━━━ Given information ━━━

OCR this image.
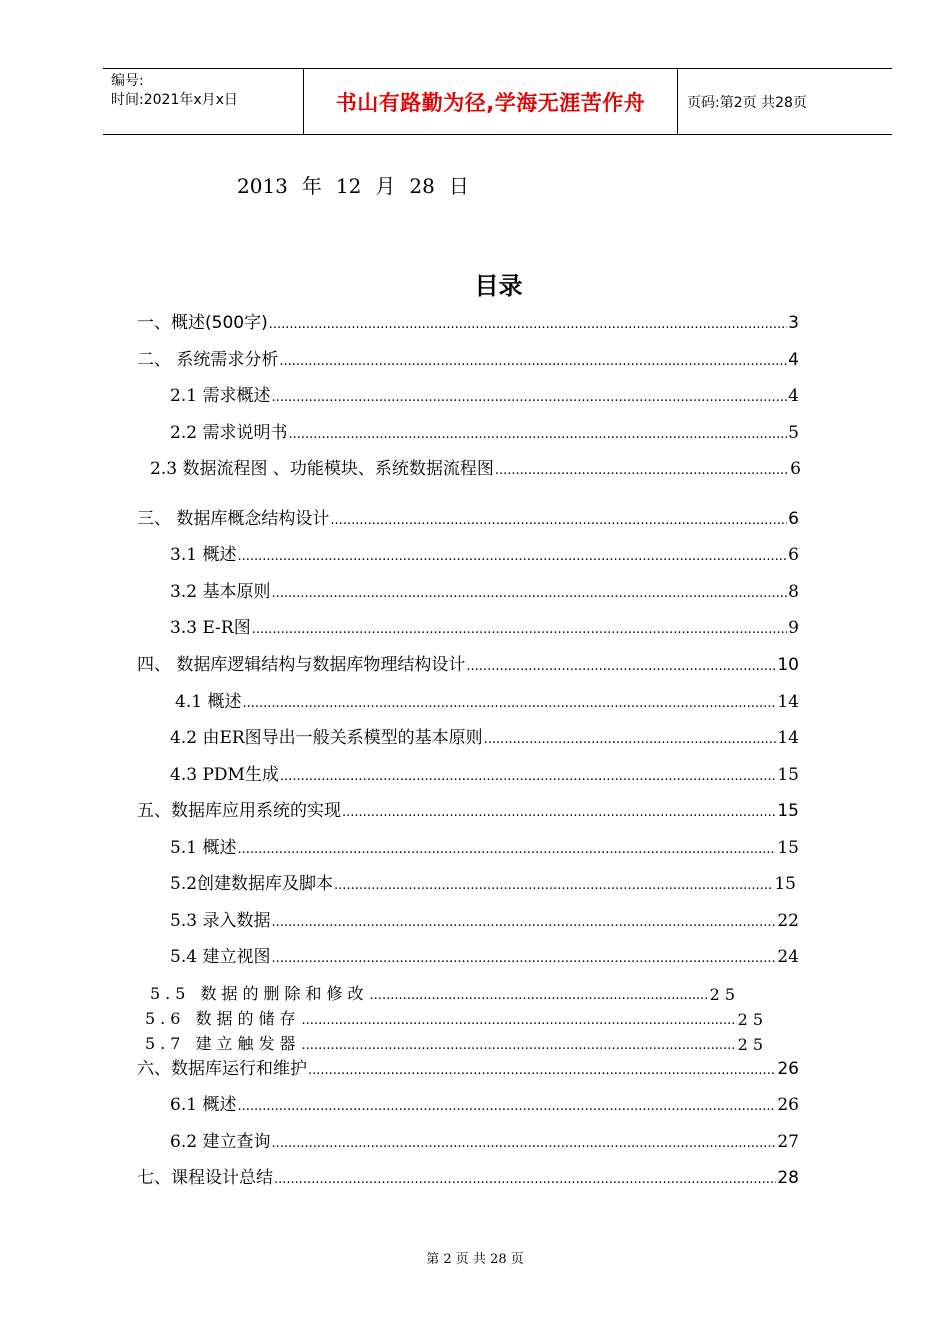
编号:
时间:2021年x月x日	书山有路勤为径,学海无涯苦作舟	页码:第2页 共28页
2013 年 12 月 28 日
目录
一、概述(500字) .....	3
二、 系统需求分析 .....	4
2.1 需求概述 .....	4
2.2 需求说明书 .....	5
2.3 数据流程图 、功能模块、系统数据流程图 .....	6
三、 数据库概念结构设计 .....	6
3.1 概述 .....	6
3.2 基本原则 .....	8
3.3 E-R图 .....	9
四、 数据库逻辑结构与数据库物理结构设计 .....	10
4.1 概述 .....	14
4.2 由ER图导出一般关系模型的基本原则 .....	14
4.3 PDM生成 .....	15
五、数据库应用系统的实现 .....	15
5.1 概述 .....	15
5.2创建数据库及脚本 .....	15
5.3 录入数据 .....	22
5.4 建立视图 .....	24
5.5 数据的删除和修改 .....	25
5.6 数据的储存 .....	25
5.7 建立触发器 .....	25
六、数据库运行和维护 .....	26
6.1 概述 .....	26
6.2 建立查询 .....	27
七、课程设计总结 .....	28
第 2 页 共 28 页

━━━
━━━ Given information ━━━

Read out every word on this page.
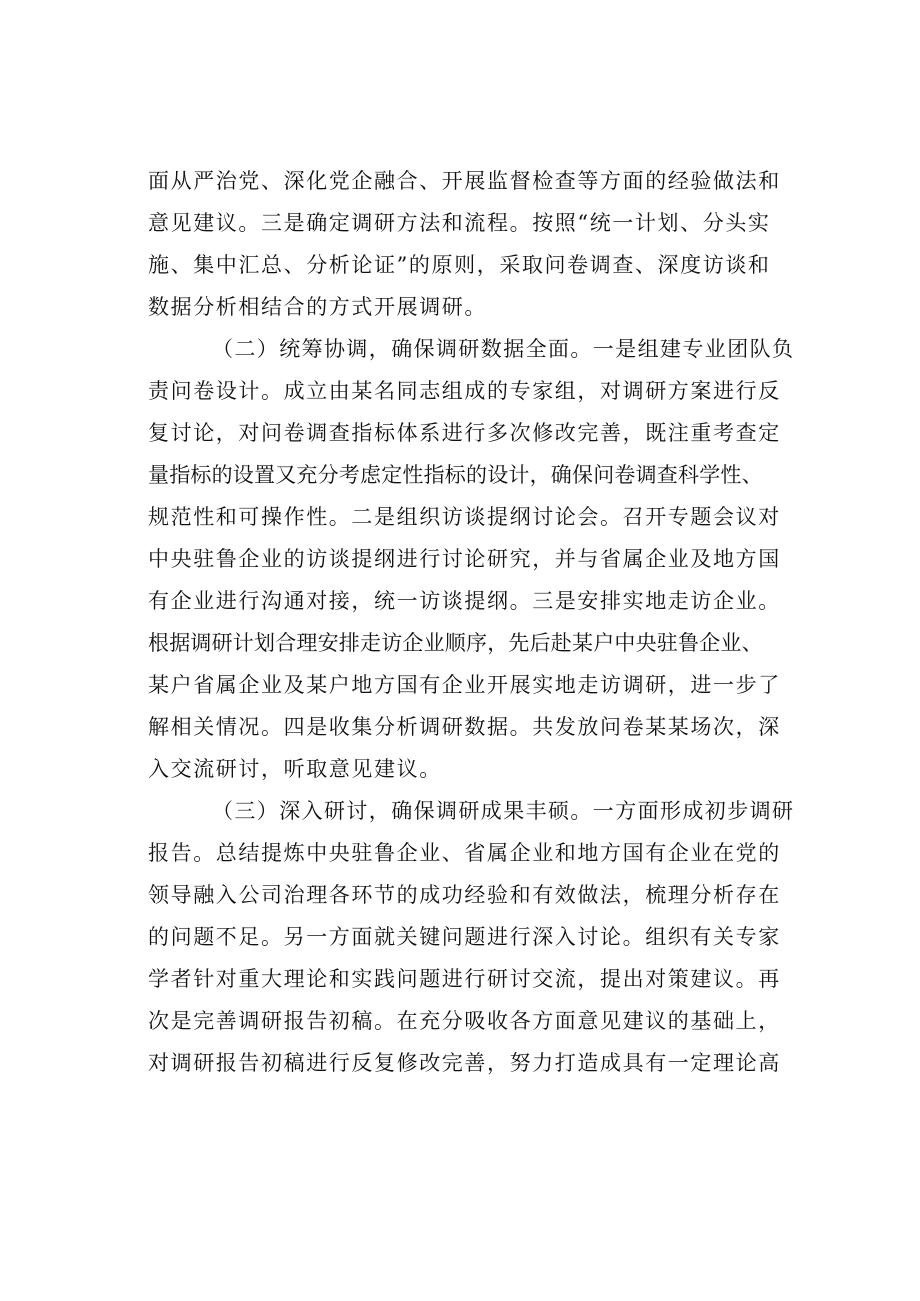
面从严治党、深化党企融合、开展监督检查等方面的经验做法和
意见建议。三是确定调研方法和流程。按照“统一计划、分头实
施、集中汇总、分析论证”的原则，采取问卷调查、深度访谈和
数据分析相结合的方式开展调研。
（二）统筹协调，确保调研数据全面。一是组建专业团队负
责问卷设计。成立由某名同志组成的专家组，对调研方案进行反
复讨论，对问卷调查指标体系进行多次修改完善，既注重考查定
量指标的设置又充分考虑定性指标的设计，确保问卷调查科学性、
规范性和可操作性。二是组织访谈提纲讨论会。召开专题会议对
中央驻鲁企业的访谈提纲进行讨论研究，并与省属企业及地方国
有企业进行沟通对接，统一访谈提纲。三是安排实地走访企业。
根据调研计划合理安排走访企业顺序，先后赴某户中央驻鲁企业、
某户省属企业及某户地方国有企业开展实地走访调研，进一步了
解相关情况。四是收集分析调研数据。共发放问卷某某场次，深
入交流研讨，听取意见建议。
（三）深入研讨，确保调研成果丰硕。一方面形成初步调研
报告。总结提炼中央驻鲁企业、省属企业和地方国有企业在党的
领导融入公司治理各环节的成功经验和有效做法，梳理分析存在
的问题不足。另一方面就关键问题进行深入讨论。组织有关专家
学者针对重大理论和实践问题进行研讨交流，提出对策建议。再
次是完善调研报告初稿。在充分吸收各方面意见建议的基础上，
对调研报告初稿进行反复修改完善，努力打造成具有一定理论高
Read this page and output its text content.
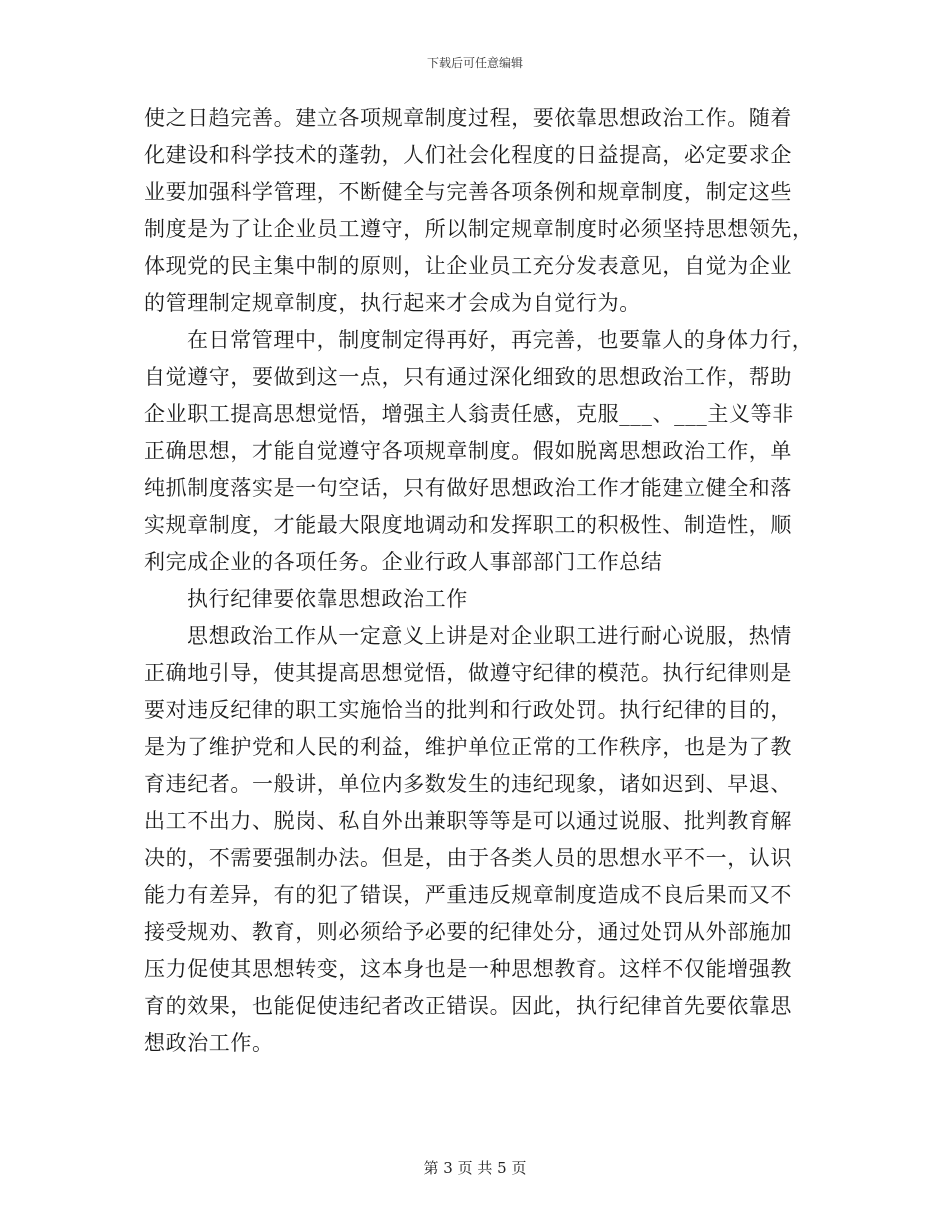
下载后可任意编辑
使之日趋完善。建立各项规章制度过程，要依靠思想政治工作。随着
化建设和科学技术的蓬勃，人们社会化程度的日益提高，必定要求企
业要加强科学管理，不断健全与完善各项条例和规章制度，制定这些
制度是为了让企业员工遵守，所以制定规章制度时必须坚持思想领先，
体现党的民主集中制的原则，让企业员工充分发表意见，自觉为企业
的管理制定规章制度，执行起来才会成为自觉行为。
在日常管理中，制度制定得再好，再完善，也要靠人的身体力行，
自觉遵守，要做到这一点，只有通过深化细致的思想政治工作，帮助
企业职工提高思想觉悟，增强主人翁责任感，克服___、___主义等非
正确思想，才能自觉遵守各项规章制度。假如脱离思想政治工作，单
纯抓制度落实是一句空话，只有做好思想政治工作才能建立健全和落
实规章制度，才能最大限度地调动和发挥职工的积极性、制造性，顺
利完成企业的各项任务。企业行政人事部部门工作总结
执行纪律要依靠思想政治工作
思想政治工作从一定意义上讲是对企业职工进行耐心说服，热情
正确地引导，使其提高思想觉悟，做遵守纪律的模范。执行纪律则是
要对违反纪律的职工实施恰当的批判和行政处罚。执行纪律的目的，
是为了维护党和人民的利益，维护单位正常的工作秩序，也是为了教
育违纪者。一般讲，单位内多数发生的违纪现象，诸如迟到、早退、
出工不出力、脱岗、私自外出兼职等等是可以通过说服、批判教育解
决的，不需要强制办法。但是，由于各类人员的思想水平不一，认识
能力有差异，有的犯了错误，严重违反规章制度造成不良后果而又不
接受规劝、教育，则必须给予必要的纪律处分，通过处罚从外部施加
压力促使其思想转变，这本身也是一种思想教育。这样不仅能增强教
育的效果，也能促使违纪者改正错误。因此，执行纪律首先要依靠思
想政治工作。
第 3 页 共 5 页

━━━

◆ **Task to carry out**: Go over the entries above and say how many lines hold the string "page", with no other text.

◆ **Expected answer**: 2